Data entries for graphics
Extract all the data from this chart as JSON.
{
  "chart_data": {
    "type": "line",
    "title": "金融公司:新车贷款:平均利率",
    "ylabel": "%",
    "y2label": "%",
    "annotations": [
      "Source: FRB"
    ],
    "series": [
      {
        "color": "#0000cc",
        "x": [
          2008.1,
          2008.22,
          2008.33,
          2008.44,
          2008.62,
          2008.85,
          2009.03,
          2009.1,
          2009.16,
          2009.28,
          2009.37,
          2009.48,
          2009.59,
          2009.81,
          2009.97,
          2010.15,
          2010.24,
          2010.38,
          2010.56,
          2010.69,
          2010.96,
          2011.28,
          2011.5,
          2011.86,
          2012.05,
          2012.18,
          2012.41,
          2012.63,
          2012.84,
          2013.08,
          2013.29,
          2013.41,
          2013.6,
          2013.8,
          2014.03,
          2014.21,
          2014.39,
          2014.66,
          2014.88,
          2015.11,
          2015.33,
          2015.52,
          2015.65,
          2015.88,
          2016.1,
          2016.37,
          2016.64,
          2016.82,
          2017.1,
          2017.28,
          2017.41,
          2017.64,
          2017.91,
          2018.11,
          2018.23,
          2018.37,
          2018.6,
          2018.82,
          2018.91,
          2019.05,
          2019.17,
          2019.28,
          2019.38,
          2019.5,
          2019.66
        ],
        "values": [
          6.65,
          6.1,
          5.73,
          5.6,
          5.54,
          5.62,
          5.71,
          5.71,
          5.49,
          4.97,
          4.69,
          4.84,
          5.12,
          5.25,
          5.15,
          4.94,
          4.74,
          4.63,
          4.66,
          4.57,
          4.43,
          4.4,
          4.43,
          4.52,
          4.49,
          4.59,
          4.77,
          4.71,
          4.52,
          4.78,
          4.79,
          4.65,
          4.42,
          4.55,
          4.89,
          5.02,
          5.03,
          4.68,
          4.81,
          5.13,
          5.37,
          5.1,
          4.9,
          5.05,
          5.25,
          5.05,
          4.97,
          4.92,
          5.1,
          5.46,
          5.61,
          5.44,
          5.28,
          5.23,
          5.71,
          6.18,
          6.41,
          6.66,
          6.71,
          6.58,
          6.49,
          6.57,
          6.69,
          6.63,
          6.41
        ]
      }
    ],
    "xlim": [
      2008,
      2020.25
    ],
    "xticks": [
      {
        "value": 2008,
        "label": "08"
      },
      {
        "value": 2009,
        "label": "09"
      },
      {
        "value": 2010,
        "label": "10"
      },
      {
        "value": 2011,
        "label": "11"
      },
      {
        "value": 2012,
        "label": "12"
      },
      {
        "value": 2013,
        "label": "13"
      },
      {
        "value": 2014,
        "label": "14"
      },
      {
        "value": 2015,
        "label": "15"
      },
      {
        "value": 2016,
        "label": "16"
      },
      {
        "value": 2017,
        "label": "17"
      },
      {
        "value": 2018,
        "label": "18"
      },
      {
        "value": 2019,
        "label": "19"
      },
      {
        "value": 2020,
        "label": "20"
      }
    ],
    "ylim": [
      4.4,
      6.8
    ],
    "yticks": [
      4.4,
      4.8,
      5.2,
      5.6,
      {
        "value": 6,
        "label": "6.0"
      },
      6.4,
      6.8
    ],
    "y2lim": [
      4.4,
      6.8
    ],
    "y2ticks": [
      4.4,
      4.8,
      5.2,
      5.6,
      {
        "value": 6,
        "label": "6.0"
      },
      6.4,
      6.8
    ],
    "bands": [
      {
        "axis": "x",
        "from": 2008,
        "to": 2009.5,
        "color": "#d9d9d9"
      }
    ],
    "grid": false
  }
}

*Task:*
Output each entry precisely as given.

*The answer:*
Extract all the data from this chart as JSON.
{
  "chart_data": {
    "type": "line",
    "title": "金融公司:新车贷款:平均利率",
    "ylabel": "%",
    "y2label": "%",
    "annotations": [
      "Source: FRB"
    ],
    "series": [
      {
        "color": "#0000cc",
        "x": [
          2008.1,
          2008.22,
          2008.33,
          2008.44,
          2008.62,
          2008.85,
          2009.03,
          2009.1,
          2009.16,
          2009.28,
          2009.37,
          2009.48,
          2009.59,
          2009.81,
          2009.97,
          2010.15,
          2010.24,
          2010.38,
          2010.56,
          2010.69,
          2010.96,
          2011.28,
          2011.5,
          2011.86,
          2012.05,
          2012.18,
          2012.41,
          2012.63,
          2012.84,
          2013.08,
          2013.29,
          2013.41,
          2013.6,
          2013.8,
          2014.03,
          2014.21,
          2014.39,
          2014.66,
          2014.88,
          2015.11,
          2015.33,
          2015.52,
          2015.65,
          2015.88,
          2016.1,
          2016.37,
          2016.64,
          2016.82,
          2017.1,
          2017.28,
          2017.41,
          2017.64,
          2017.91,
          2018.11,
          2018.23,
          2018.37,
          2018.6,
          2018.82,
          2018.91,
          2019.05,
          2019.17,
          2019.28,
          2019.38,
          2019.5,
          2019.66
        ],
        "values": [
          6.65,
          6.1,
          5.73,
          5.6,
          5.54,
          5.62,
          5.71,
          5.71,
          5.49,
          4.97,
          4.69,
          4.84,
          5.12,
          5.25,
          5.15,
          4.94,
          4.74,
          4.63,
          4.66,
          4.57,
          4.43,
          4.4,
          4.43,
          4.52,
          4.49,
          4.59,
          4.77,
          4.71,
          4.52,
          4.78,
          4.79,
          4.65,
          4.42,
          4.55,
          4.89,
          5.02,
          5.03,
          4.68,
          4.81,
          5.13,
          5.37,
          5.1,
          4.9,
          5.05,
          5.25,
          5.05,
          4.97,
          4.92,
          5.1,
          5.46,
          5.61,
          5.44,
          5.28,
          5.23,
          5.71,
          6.18,
          6.41,
          6.66,
          6.71,
          6.58,
          6.49,
          6.57,
          6.69,
          6.63,
          6.41
        ]
      }
    ],
    "xlim": [
      2008,
      2020.25
    ],
    "xticks": [
      {
        "value": 2008,
        "label": "08"
      },
      {
        "value": 2009,
        "label": "09"
      },
      {
        "value": 2010,
        "label": "10"
      },
      {
        "value": 2011,
        "label": "11"
      },
      {
        "value": 2012,
        "label": "12"
      },
      {
        "value": 2013,
        "label": "13"
      },
      {
        "value": 2014,
        "label": "14"
      },
      {
        "value": 2015,
        "label": "15"
      },
      {
        "value": 2016,
        "label": "16"
      },
      {
        "value": 2017,
        "label": "17"
      },
      {
        "value": 2018,
        "label": "18"
      },
      {
        "value": 2019,
        "label": "19"
      },
      {
        "value": 2020,
        "label": "20"
      }
    ],
    "ylim": [
      4.4,
      6.8
    ],
    "yticks": [
      4.4,
      4.8,
      5.2,
      5.6,
      {
        "value": 6,
        "label": "6.0"
      },
      6.4,
      6.8
    ],
    "y2lim": [
      4.4,
      6.8
    ],
    "y2ticks": [
      4.4,
      4.8,
      5.2,
      5.6,
      {
        "value": 6,
        "label": "6.0"
      },
      6.4,
      6.8
    ],
    "bands": [
      {
        "axis": "x",
        "from": 2008,
        "to": 2009.5,
        "color": "#d9d9d9"
      }
    ],
    "grid": false
  }
}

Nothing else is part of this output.